[Data records]
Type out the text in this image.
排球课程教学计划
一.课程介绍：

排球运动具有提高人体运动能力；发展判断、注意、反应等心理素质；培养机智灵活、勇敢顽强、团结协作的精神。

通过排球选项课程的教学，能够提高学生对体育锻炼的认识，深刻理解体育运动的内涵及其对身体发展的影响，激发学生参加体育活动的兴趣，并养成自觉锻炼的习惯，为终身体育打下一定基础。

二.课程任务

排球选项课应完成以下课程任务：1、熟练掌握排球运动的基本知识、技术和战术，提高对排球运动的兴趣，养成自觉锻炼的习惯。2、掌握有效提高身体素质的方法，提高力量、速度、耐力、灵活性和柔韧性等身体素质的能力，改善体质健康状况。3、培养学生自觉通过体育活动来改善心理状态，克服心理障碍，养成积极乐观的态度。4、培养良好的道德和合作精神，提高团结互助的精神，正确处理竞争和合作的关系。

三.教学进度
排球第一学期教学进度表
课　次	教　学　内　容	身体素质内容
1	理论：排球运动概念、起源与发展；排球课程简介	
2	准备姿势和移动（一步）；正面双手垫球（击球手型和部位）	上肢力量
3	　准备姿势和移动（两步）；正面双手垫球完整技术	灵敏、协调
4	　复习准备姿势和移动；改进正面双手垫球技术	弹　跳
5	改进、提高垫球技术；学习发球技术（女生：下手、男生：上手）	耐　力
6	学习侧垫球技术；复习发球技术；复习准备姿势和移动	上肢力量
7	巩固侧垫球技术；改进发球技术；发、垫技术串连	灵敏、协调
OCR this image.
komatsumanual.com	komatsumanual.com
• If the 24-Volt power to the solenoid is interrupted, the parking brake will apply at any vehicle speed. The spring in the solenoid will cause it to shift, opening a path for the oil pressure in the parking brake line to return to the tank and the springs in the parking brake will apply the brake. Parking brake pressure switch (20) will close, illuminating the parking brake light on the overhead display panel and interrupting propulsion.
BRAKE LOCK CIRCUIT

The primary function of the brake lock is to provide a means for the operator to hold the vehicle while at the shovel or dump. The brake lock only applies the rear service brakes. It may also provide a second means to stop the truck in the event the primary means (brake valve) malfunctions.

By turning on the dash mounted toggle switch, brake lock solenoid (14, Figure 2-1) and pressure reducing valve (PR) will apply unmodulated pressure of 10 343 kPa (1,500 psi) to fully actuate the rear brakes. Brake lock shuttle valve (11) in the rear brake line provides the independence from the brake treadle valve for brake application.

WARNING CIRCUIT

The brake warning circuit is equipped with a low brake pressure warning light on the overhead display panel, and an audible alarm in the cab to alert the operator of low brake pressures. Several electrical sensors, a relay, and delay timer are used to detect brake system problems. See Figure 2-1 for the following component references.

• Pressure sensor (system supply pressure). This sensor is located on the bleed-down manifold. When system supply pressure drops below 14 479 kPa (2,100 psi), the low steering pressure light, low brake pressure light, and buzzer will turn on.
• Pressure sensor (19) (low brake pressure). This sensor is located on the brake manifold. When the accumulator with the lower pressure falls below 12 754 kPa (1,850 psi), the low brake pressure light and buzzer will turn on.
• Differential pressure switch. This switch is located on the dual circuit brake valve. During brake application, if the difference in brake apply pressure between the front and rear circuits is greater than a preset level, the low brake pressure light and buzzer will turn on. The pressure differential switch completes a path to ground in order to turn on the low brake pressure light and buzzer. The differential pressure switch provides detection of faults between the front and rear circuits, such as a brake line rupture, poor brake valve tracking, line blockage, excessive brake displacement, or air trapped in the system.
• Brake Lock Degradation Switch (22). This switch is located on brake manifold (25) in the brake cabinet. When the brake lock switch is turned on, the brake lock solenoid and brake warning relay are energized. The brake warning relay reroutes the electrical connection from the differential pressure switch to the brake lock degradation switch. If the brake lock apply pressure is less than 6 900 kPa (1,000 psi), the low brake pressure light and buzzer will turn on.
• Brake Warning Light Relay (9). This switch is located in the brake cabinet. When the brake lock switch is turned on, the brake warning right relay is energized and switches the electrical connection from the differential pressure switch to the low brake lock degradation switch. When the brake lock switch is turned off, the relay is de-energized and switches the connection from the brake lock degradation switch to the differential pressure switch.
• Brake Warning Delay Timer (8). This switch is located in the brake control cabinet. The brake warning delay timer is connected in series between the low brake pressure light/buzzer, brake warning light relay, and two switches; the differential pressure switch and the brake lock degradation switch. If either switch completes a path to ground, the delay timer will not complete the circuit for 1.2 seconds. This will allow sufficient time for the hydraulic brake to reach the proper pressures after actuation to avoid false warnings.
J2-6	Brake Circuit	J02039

- **Prompt**:
Select every line in the material above where the string "delay" occurs, and copy it.

- **Finished answer**:
The brake warning circuit is equipped with a low brake pressure warning light on the overhead display panel, and an audible alarm in the cab to alert the operator of low brake pressures. Several electrical sensors, a relay, and delay timer are used to detect brake system problems. See Figure 2-1 for the following component references.
• Brake Warning Delay Timer (8). This switch is located in the brake control cabinet. The brake warning delay timer is connected in series between the low brake pressure light/buzzer, brake warning light relay, and two switches; the differential pressure switch and the brake lock degradation switch. If either switch completes a path to ground, the delay timer will not complete the circuit for 1.2 seconds. This will allow sufficient time for the hydraulic brake to reach the proper pressures after actuation to avoid false warnings.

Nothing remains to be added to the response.